_Given problem:_ Count how many lines in the material below hold the word "tone"; the reply is that number alone.

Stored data
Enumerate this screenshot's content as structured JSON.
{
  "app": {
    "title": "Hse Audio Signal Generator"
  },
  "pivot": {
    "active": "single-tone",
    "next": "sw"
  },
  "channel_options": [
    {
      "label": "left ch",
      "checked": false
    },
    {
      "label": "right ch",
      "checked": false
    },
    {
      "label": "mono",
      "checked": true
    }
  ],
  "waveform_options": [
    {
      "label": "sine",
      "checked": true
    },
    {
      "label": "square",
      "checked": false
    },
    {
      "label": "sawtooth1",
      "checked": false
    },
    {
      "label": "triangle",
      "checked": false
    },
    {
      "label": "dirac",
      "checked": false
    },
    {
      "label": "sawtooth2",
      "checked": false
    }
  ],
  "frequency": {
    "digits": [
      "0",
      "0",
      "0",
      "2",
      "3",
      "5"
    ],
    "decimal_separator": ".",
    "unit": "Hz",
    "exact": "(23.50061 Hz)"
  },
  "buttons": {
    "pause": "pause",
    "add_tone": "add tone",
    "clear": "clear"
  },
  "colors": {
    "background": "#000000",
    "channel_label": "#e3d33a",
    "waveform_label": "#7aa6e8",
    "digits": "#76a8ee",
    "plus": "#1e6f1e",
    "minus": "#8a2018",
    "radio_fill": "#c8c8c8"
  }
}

_Complete answer:_ 2